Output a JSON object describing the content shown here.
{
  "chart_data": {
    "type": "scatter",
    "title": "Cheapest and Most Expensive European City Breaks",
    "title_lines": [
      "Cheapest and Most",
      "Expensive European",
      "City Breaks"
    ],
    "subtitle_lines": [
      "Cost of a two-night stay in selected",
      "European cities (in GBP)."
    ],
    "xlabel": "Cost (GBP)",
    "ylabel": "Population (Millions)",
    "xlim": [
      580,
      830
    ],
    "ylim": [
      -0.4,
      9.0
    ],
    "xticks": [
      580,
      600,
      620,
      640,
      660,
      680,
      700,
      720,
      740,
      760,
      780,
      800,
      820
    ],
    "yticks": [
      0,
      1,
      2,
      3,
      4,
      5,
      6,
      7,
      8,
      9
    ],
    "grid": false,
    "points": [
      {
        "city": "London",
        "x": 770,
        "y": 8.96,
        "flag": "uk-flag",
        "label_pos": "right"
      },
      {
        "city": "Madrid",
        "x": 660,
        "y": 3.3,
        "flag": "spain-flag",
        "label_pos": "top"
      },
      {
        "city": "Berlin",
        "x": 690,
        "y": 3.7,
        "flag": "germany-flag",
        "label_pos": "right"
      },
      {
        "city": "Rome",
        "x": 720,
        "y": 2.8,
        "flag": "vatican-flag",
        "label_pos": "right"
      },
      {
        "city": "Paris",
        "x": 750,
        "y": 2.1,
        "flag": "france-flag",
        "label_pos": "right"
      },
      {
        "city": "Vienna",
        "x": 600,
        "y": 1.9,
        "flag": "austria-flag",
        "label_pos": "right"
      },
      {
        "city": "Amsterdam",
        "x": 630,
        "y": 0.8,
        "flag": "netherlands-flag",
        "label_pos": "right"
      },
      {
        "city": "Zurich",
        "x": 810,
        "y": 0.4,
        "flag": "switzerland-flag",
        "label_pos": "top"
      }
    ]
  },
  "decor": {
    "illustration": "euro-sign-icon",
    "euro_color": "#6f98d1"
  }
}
....
## Given request
Gather each line from the entries above that includes the word "Expensive".

## Response to this exercise
    "title": "Cheapest and Most Expensive European City Breaks",
      "Expensive European",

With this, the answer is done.